### Dataset extract ###

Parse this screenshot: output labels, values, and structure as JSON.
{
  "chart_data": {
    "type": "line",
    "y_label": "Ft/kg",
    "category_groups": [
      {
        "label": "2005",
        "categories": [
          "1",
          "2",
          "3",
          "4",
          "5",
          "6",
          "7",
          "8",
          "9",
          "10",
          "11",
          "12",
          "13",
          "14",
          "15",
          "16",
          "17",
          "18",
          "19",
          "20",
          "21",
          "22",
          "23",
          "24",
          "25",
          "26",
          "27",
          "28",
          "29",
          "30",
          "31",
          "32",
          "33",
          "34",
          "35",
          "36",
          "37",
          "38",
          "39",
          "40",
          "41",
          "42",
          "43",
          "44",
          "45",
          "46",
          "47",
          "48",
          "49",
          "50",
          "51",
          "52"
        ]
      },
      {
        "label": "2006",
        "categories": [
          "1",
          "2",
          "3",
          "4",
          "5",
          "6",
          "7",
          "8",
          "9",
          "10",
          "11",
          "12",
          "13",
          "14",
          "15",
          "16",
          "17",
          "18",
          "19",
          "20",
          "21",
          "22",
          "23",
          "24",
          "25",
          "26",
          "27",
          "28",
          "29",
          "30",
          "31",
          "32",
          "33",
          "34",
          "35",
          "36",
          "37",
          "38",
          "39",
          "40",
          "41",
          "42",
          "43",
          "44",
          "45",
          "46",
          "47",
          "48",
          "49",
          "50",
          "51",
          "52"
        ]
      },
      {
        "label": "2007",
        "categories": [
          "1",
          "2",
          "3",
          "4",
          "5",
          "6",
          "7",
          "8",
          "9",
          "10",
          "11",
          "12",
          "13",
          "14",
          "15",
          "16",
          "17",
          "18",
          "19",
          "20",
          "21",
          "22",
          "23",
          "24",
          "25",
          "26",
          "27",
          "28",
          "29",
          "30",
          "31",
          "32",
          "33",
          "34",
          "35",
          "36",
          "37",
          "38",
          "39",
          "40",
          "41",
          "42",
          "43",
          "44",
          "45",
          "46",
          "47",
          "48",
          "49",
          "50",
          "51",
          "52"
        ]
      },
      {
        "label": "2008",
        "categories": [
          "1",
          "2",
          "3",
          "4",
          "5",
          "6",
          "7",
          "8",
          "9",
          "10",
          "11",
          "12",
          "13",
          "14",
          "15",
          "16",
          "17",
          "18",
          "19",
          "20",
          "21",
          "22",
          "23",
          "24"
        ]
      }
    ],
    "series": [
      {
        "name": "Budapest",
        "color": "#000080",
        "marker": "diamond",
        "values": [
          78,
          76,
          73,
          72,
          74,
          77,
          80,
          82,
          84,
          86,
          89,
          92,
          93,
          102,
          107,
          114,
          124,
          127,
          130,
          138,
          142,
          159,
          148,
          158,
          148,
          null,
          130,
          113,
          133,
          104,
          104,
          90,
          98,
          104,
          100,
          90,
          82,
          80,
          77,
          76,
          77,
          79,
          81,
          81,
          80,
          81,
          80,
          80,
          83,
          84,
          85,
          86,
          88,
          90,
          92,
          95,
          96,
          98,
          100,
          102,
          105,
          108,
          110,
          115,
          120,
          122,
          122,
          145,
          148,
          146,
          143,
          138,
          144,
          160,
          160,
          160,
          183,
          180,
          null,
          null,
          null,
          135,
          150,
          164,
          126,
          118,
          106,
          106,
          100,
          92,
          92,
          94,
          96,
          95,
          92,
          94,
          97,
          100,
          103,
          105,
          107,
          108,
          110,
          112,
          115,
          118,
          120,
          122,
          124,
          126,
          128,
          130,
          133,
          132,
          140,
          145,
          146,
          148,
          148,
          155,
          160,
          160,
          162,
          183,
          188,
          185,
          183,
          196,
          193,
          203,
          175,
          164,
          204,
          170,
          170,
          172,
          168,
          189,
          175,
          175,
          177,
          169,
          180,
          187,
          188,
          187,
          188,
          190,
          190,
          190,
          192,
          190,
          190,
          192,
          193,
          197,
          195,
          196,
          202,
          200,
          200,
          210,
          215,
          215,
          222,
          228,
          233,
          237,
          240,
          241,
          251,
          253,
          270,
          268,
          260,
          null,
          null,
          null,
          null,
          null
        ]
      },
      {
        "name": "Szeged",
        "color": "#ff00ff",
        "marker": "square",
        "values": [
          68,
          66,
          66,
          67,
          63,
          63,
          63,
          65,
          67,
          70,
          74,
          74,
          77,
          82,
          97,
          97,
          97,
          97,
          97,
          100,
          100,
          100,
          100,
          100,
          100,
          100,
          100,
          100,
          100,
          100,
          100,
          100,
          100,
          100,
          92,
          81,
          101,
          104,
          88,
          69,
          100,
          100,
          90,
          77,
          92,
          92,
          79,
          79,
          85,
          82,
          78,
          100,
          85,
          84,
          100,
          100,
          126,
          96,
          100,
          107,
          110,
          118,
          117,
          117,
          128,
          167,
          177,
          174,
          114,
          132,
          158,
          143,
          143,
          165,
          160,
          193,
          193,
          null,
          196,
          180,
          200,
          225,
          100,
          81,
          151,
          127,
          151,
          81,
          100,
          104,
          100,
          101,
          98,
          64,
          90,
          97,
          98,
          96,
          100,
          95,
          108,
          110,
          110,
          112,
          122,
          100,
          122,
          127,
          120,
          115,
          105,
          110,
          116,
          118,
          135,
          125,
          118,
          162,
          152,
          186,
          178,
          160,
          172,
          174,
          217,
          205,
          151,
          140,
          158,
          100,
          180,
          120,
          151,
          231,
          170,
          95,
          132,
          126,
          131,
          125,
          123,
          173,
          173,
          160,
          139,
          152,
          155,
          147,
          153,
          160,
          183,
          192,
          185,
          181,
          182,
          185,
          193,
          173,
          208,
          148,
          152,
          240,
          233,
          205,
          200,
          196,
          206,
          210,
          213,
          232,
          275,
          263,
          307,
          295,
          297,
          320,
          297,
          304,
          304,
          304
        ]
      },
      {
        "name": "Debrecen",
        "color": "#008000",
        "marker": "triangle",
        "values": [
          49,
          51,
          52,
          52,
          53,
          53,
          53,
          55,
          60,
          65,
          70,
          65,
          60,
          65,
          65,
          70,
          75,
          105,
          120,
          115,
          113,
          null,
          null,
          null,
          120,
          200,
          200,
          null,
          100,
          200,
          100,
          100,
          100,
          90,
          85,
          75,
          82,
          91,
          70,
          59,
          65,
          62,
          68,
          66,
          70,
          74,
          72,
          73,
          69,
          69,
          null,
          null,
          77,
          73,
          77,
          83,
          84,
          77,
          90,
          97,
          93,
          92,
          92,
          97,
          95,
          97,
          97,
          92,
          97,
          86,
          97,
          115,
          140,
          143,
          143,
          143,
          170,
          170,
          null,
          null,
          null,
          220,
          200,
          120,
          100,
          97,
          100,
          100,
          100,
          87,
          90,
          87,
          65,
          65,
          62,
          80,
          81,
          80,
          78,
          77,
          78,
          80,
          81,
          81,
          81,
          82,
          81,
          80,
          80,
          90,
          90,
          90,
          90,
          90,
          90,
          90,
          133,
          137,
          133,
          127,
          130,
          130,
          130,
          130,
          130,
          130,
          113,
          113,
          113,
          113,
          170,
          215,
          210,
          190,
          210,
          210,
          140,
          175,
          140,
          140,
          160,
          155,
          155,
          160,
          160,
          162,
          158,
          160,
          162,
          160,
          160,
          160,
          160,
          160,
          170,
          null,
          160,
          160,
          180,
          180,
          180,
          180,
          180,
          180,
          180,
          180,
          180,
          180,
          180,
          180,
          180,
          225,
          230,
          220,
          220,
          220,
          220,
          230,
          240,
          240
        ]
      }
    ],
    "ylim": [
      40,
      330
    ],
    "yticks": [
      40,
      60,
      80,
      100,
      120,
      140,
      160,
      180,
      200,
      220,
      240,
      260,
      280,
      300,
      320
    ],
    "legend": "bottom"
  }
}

###

The records above need to be transcribed in full. Keep every character unchanged.

__The reply__.
Parse this screenshot: output labels, values, and structure as JSON.
{
  "chart_data": {
    "type": "line",
    "y_label": "Ft/kg",
    "category_groups": [
      {
        "label": "2005",
        "categories": [
          "1",
          "2",
          "3",
          "4",
          "5",
          "6",
          "7",
          "8",
          "9",
          "10",
          "11",
          "12",
          "13",
          "14",
          "15",
          "16",
          "17",
          "18",
          "19",
          "20",
          "21",
          "22",
          "23",
          "24",
          "25",
          "26",
          "27",
          "28",
          "29",
          "30",
          "31",
          "32",
          "33",
          "34",
          "35",
          "36",
          "37",
          "38",
          "39",
          "40",
          "41",
          "42",
          "43",
          "44",
          "45",
          "46",
          "47",
          "48",
          "49",
          "50",
          "51",
          "52"
        ]
      },
      {
        "label": "2006",
        "categories": [
          "1",
          "2",
          "3",
          "4",
          "5",
          "6",
          "7",
          "8",
          "9",
          "10",
          "11",
          "12",
          "13",
          "14",
          "15",
          "16",
          "17",
          "18",
          "19",
          "20",
          "21",
          "22",
          "23",
          "24",
          "25",
          "26",
          "27",
          "28",
          "29",
          "30",
          "31",
          "32",
          "33",
          "34",
          "35",
          "36",
          "37",
          "38",
          "39",
          "40",
          "41",
          "42",
          "43",
          "44",
          "45",
          "46",
          "47",
          "48",
          "49",
          "50",
          "51",
          "52"
        ]
      },
      {
        "label": "2007",
        "categories": [
          "1",
          "2",
          "3",
          "4",
          "5",
          "6",
          "7",
          "8",
          "9",
          "10",
          "11",
          "12",
          "13",
          "14",
          "15",
          "16",
          "17",
          "18",
          "19",
          "20",
          "21",
          "22",
          "23",
          "24",
          "25",
          "26",
          "27",
          "28",
          "29",
          "30",
          "31",
          "32",
          "33",
          "34",
          "35",
          "36",
          "37",
          "38",
          "39",
          "40",
          "41",
          "42",
          "43",
          "44",
          "45",
          "46",
          "47",
          "48",
          "49",
          "50",
          "51",
          "52"
        ]
      },
      {
        "label": "2008",
        "categories": [
          "1",
          "2",
          "3",
          "4",
          "5",
          "6",
          "7",
          "8",
          "9",
          "10",
          "11",
          "12",
          "13",
          "14",
          "15",
          "16",
          "17",
          "18",
          "19",
          "20",
          "21",
          "22",
          "23",
          "24"
        ]
      }
    ],
    "series": [
      {
        "name": "Budapest",
        "color": "#000080",
        "marker": "diamond",
        "values": [
          78,
          76,
          73,
          72,
          74,
          77,
          80,
          82,
          84,
          86,
          89,
          92,
          93,
          102,
          107,
          114,
          124,
          127,
          130,
          138,
          142,
          159,
          148,
          158,
          148,
          null,
          130,
          113,
          133,
          104,
          104,
          90,
          98,
          104,
          100,
          90,
          82,
          80,
          77,
          76,
          77,
          79,
          81,
          81,
          80,
          81,
          80,
          80,
          83,
          84,
          85,
          86,
          88,
          90,
          92,
          95,
          96,
          98,
          100,
          102,
          105,
          108,
          110,
          115,
          120,
          122,
          122,
          145,
          148,
          146,
          143,
          138,
          144,
          160,
          160,
          160,
          183,
          180,
          null,
          null,
          null,
          135,
          150,
          164,
          126,
          118,
          106,
          106,
          100,
          92,
          92,
          94,
          96,
          95,
          92,
          94,
          97,
          100,
          103,
          105,
          107,
          108,
          110,
          112,
          115,
          118,
          120,
          122,
          124,
          126,
          128,
          130,
          133,
          132,
          140,
          145,
          146,
          148,
          148,
          155,
          160,
          160,
          162,
          183,
          188,
          185,
          183,
          196,
          193,
          203,
          175,
          164,
          204,
          170,
          170,
          172,
          168,
          189,
          175,
          175,
          177,
          169,
          180,
          187,
          188,
          187,
          188,
          190,
          190,
          190,
          192,
          190,
          190,
          192,
          193,
          197,
          195,
          196,
          202,
          200,
          200,
          210,
          215,
          215,
          222,
          228,
          233,
          237,
          240,
          241,
          251,
          253,
          270,
          268,
          260,
          null,
          null,
          null,
          null,
          null
        ]
      },
      {
        "name": "Szeged",
        "color": "#ff00ff",
        "marker": "square",
        "values": [
          68,
          66,
          66,
          67,
          63,
          63,
          63,
          65,
          67,
          70,
          74,
          74,
          77,
          82,
          97,
          97,
          97,
          97,
          97,
          100,
          100,
          100,
          100,
          100,
          100,
          100,
          100,
          100,
          100,
          100,
          100,
          100,
          100,
          100,
          92,
          81,
          101,
          104,
          88,
          69,
          100,
          100,
          90,
          77,
          92,
          92,
          79,
          79,
          85,
          82,
          78,
          100,
          85,
          84,
          100,
          100,
          126,
          96,
          100,
          107,
          110,
          118,
          117,
          117,
          128,
          167,
          177,
          174,
          114,
          132,
          158,
          143,
          143,
          165,
          160,
          193,
          193,
          null,
          196,
          180,
          200,
          225,
          100,
          81,
          151,
          127,
          151,
          81,
          100,
          104,
          100,
          101,
          98,
          64,
          90,
          97,
          98,
          96,
          100,
          95,
          108,
          110,
          110,
          112,
          122,
          100,
          122,
          127,
          120,
          115,
          105,
          110,
          116,
          118,
          135,
          125,
          118,
          162,
          152,
          186,
          178,
          160,
          172,
          174,
          217,
          205,
          151,
          140,
          158,
          100,
          180,
          120,
          151,
          231,
          170,
          95,
          132,
          126,
          131,
          125,
          123,
          173,
          173,
          160,
          139,
          152,
          155,
          147,
          153,
          160,
          183,
          192,
          185,
          181,
          182,
          185,
          193,
          173,
          208,
          148,
          152,
          240,
          233,
          205,
          200,
          196,
          206,
          210,
          213,
          232,
          275,
          263,
          307,
          295,
          297,
          320,
          297,
          304,
          304,
          304
        ]
      },
      {
        "name": "Debrecen",
        "color": "#008000",
        "marker": "triangle",
        "values": [
          49,
          51,
          52,
          52,
          53,
          53,
          53,
          55,
          60,
          65,
          70,
          65,
          60,
          65,
          65,
          70,
          75,
          105,
          120,
          115,
          113,
          null,
          null,
          null,
          120,
          200,
          200,
          null,
          100,
          200,
          100,
          100,
          100,
          90,
          85,
          75,
          82,
          91,
          70,
          59,
          65,
          62,
          68,
          66,
          70,
          74,
          72,
          73,
          69,
          69,
          null,
          null,
          77,
          73,
          77,
          83,
          84,
          77,
          90,
          97,
          93,
          92,
          92,
          97,
          95,
          97,
          97,
          92,
          97,
          86,
          97,
          115,
          140,
          143,
          143,
          143,
          170,
          170,
          null,
          null,
          null,
          220,
          200,
          120,
          100,
          97,
          100,
          100,
          100,
          87,
          90,
          87,
          65,
          65,
          62,
          80,
          81,
          80,
          78,
          77,
          78,
          80,
          81,
          81,
          81,
          82,
          81,
          80,
          80,
          90,
          90,
          90,
          90,
          90,
          90,
          90,
          133,
          137,
          133,
          127,
          130,
          130,
          130,
          130,
          130,
          130,
          113,
          113,
          113,
          113,
          170,
          215,
          210,
          190,
          210,
          210,
          140,
          175,
          140,
          140,
          160,
          155,
          155,
          160,
          160,
          162,
          158,
          160,
          162,
          160,
          160,
          160,
          160,
          160,
          170,
          null,
          160,
          160,
          180,
          180,
          180,
          180,
          180,
          180,
          180,
          180,
          180,
          180,
          180,
          180,
          180,
          225,
          230,
          220,
          220,
          220,
          220,
          230,
          240,
          240
        ]
      }
    ],
    "ylim": [
      40,
      330
    ],
    "yticks": [
      40,
      60,
      80,
      100,
      120,
      140,
      160,
      180,
      200,
      220,
      240,
      260,
      280,
      300,
      320
    ],
    "legend": "bottom"
  }
}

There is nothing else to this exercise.